### [Brief]
Give the number of lines that contain the string "content", please, and nothing else.

### [Material for this exercise]
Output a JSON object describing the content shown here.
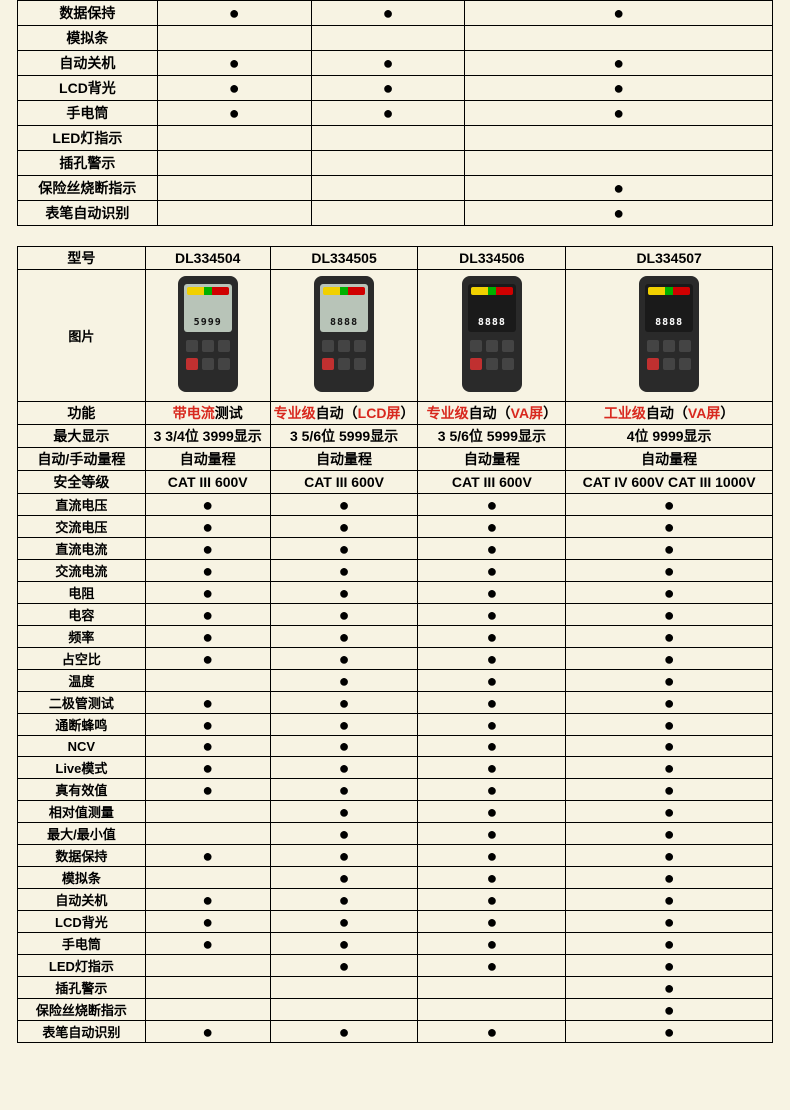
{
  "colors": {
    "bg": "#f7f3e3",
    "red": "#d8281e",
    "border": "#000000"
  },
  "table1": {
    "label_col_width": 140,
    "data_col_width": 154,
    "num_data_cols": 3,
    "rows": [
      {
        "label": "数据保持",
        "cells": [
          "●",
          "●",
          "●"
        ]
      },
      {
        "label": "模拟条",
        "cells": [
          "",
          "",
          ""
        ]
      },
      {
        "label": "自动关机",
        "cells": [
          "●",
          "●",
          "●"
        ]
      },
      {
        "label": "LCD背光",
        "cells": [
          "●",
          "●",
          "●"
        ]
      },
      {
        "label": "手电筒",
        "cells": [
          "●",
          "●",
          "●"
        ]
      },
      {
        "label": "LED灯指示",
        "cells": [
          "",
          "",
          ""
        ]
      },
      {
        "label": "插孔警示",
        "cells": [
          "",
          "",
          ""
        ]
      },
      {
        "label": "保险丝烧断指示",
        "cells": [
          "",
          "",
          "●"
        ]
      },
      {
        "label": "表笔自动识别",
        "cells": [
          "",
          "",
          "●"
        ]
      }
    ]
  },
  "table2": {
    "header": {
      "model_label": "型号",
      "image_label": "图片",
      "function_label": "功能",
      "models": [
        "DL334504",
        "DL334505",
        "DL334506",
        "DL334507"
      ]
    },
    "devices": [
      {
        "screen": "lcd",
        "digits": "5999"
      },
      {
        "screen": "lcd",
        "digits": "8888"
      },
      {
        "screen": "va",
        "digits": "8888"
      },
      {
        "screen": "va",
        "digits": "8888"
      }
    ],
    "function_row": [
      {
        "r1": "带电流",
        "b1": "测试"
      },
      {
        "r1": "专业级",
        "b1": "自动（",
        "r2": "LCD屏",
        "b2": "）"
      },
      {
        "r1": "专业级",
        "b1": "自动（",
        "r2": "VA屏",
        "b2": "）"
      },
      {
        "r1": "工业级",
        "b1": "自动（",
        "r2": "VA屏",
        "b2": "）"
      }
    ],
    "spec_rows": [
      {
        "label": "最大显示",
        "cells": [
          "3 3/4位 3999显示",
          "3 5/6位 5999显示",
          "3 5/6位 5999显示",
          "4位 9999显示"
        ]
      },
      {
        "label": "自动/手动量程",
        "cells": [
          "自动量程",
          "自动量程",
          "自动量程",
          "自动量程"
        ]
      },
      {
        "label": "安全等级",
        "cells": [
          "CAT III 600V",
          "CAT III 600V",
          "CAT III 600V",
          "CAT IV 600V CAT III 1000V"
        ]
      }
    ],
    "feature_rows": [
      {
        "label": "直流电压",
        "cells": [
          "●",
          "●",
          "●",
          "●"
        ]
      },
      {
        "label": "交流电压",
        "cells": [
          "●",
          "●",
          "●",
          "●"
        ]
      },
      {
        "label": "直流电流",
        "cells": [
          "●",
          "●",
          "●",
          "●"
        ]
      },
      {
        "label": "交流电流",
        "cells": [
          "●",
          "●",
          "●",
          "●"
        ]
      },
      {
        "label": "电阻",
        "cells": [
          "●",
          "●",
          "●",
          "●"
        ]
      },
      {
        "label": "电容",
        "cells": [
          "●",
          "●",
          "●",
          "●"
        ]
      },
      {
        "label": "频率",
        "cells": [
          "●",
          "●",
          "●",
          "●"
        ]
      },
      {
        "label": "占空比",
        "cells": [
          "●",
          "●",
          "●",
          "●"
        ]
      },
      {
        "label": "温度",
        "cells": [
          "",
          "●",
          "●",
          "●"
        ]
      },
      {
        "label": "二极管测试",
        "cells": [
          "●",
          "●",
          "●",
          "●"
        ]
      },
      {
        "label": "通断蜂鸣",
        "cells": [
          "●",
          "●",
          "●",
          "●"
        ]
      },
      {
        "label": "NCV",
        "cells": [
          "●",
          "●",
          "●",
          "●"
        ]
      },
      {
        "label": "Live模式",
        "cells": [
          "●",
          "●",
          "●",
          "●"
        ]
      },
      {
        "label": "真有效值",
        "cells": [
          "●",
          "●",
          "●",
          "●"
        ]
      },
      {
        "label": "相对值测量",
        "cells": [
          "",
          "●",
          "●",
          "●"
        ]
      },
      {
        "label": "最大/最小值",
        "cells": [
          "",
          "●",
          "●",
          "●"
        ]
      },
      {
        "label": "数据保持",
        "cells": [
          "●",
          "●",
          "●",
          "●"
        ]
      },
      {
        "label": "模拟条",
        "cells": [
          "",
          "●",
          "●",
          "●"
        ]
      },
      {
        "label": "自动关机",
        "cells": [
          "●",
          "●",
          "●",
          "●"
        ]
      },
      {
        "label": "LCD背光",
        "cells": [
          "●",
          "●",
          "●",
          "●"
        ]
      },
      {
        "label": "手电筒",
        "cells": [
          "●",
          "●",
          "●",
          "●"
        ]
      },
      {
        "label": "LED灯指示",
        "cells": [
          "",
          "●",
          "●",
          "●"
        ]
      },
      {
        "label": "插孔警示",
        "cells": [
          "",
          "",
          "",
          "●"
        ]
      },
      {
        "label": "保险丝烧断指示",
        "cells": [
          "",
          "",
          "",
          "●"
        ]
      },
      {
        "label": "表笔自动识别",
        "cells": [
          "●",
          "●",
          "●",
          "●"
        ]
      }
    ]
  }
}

* * *

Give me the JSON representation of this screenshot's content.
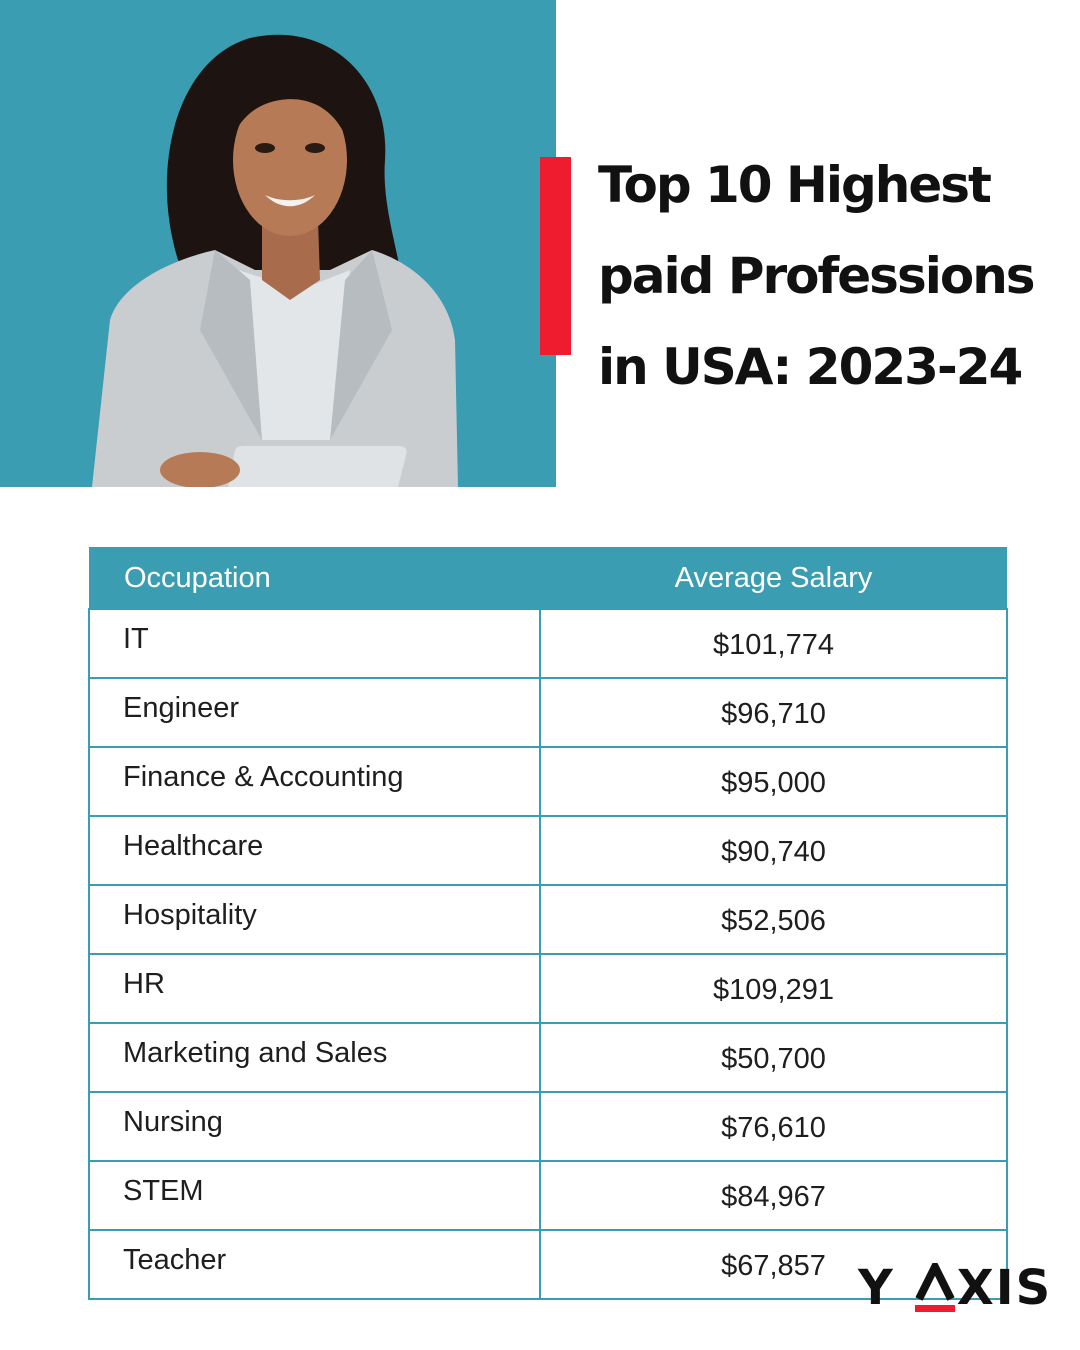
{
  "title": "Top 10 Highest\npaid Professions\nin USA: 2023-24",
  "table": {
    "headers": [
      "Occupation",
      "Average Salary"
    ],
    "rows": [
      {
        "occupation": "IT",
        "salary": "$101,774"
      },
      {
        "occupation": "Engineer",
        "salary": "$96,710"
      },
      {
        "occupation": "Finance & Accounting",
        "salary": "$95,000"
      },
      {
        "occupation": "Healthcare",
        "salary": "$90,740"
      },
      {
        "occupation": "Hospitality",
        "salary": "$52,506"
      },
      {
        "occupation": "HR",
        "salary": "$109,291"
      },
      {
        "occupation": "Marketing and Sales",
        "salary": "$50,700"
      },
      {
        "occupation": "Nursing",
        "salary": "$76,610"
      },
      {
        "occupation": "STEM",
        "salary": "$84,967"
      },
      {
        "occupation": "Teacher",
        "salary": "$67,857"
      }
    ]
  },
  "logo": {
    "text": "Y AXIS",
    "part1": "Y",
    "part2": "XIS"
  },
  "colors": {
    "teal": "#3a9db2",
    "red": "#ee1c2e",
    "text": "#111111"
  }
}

* * *

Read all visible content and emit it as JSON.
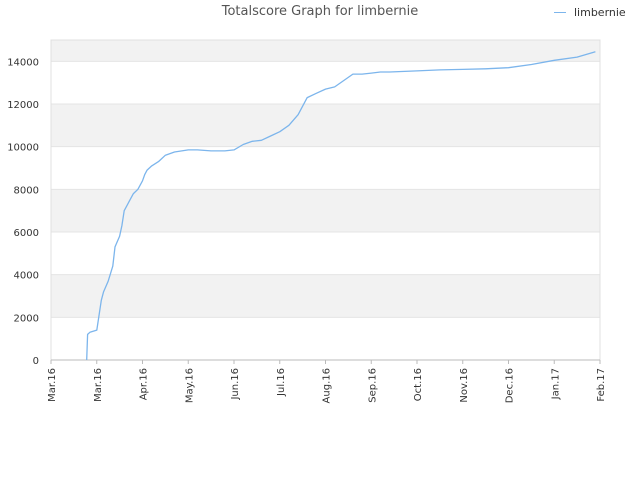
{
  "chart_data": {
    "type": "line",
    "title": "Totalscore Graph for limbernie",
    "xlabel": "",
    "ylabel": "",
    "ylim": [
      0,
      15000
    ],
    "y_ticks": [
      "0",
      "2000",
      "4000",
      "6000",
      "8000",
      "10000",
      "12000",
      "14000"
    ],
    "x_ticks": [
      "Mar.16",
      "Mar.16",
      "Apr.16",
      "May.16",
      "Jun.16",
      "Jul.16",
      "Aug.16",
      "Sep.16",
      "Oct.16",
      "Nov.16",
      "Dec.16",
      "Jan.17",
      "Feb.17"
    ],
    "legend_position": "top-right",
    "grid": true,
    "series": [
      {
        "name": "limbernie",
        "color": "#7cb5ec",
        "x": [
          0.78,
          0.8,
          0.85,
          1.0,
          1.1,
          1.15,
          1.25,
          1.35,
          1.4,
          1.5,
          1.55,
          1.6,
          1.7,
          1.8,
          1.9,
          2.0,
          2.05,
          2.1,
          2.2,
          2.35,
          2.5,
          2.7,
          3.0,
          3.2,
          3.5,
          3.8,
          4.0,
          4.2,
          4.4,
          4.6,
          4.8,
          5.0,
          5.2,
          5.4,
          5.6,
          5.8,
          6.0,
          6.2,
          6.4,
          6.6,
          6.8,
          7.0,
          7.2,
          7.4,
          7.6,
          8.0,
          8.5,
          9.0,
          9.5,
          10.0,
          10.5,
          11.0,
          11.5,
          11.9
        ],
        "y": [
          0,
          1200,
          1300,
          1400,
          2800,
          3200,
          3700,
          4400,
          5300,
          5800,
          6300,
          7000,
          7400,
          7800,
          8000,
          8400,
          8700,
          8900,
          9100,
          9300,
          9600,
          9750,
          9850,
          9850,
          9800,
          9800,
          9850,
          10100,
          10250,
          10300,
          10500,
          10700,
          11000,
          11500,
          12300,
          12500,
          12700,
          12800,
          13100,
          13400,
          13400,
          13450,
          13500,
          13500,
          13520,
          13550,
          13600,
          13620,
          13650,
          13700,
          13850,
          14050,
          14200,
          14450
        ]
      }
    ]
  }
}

### [Answer for this exercise]
3